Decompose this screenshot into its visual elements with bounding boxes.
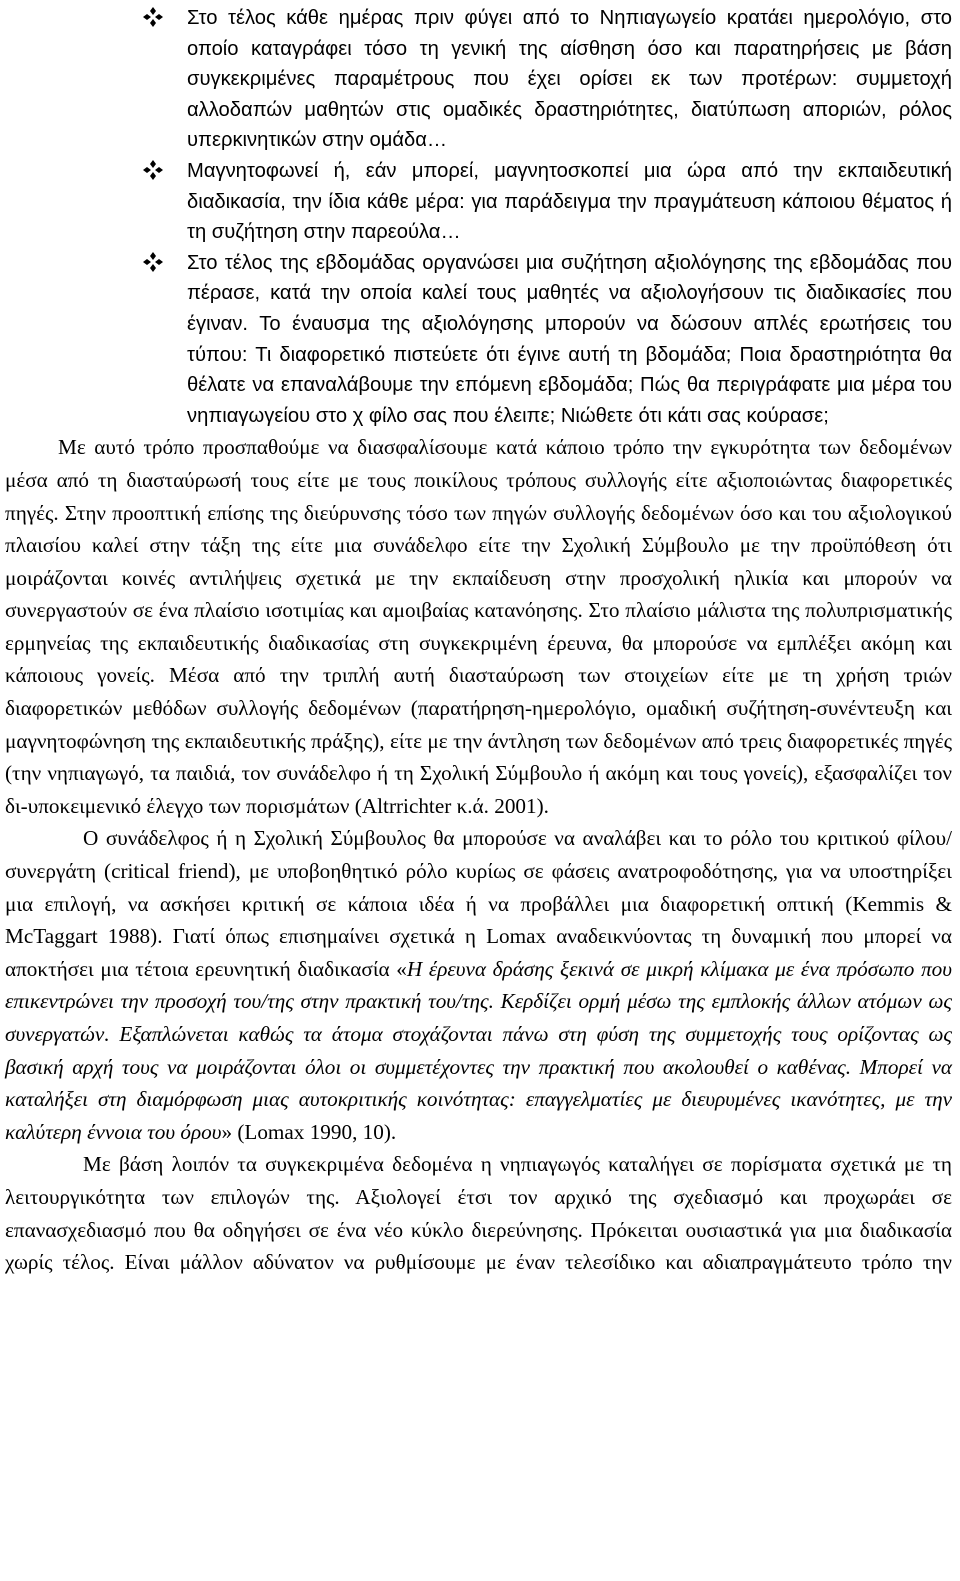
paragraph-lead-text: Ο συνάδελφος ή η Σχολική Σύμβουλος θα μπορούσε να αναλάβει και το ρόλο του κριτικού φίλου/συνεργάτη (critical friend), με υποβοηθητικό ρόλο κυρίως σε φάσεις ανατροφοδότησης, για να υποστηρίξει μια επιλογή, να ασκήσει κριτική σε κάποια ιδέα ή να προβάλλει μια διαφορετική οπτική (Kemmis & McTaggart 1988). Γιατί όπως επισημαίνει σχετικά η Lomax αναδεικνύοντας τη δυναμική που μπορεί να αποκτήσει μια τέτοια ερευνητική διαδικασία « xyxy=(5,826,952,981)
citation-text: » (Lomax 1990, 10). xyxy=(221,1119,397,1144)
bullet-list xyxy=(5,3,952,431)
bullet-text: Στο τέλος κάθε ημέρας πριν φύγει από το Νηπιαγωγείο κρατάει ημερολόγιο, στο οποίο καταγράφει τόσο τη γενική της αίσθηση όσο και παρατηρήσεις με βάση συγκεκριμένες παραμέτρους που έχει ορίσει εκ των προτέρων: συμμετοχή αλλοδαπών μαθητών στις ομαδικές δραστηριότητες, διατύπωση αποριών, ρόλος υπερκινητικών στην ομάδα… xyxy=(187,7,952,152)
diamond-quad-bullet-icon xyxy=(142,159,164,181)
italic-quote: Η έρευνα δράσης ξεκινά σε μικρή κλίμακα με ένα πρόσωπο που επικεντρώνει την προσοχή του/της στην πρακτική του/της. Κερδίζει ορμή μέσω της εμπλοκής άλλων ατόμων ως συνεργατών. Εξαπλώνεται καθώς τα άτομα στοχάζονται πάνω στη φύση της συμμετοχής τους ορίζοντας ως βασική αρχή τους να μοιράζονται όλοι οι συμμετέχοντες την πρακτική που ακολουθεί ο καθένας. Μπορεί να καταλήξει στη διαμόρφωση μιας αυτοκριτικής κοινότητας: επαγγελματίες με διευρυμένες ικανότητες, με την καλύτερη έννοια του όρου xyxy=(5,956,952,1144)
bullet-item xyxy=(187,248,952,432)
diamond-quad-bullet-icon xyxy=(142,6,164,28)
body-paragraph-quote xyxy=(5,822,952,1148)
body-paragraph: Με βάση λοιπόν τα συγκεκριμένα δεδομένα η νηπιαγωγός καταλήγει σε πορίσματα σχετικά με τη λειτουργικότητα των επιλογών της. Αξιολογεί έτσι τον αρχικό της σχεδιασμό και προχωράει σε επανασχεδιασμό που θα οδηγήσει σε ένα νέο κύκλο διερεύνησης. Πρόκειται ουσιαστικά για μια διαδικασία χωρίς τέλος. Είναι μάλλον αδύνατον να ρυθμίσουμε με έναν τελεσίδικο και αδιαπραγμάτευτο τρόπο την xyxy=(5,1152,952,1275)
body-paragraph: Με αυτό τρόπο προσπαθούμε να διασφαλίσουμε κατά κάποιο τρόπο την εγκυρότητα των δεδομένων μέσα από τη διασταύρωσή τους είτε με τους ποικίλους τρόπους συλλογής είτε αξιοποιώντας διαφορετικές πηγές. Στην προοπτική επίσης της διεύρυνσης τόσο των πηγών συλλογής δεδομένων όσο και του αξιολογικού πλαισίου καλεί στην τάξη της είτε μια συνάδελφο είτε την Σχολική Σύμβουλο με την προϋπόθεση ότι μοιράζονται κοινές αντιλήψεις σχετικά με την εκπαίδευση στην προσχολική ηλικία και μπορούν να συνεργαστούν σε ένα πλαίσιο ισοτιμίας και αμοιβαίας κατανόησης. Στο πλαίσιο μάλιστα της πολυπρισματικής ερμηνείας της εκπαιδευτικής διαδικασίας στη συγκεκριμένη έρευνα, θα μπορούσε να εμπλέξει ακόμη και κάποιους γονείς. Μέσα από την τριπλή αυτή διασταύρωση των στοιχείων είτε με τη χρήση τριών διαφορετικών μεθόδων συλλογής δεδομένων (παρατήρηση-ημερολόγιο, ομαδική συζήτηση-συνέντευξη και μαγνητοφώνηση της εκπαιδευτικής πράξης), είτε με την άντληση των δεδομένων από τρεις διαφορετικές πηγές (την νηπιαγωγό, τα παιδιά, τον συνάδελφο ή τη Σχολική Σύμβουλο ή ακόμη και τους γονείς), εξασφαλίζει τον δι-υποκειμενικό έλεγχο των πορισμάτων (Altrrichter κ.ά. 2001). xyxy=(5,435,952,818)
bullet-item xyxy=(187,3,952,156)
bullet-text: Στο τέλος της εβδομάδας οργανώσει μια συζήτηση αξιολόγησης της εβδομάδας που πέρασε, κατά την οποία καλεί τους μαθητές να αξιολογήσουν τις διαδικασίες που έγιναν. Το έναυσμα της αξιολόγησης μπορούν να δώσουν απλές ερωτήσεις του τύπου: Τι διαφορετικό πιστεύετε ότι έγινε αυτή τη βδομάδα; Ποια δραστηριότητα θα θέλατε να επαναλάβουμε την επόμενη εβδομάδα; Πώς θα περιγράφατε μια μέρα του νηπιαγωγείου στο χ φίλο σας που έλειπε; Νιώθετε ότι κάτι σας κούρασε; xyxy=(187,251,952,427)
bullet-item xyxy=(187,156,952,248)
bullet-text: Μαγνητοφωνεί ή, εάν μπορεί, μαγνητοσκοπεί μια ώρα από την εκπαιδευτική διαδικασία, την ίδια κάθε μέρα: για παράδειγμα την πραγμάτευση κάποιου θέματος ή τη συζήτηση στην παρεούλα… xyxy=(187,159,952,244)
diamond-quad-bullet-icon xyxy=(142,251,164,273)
──────────────────────────────
YOUR GOAL:
Reproduce the listing from the line that contains "paragraph-lead-text: Ο συνάδελφος" through the line that contains "diamond-quad-bullet-icon xyxy=(142,159,164,181)", keeping both of those lines and changing nothing.

EXERCISE OUTPUT:
paragraph-lead-text: Ο συνάδελφος ή η Σχολική Σύμβουλος θα μπορούσε να αναλάβει και το ρόλο του κριτικού φίλου/συνεργάτη (critical friend), με υποβοηθητικό ρόλο κυρίως σε φάσεις ανατροφοδότησης, για να υποστηρίξει μια επιλογή, να ασκήσει κριτική σε κάποια ιδέα ή να προβάλλει μια διαφορετική οπτική (Kemmis & McTaggart 1988). Γιατί όπως επισημαίνει σχετικά η Lomax αναδεικνύοντας τη δυναμική που μπορεί να αποκτήσει μια τέτοια ερευνητική διαδικασία « xyxy=(5,826,952,981)
citation-text: » (Lomax 1990, 10). xyxy=(221,1119,397,1144)
bullet-list xyxy=(5,3,952,431)
bullet-text: Στο τέλος κάθε ημέρας πριν φύγει από το Νηπιαγωγείο κρατάει ημερολόγιο, στο οποίο καταγράφει τόσο τη γενική της αίσθηση όσο και παρατηρήσεις με βάση συγκεκριμένες παραμέτρους που έχει ορίσει εκ των προτέρων: συμμετοχή αλλοδαπών μαθητών στις ομαδικές δραστηριότητες, διατύπωση αποριών, ρόλος υπερκινητικών στην ομάδα… xyxy=(187,7,952,152)
diamond-quad-bullet-icon xyxy=(142,159,164,181)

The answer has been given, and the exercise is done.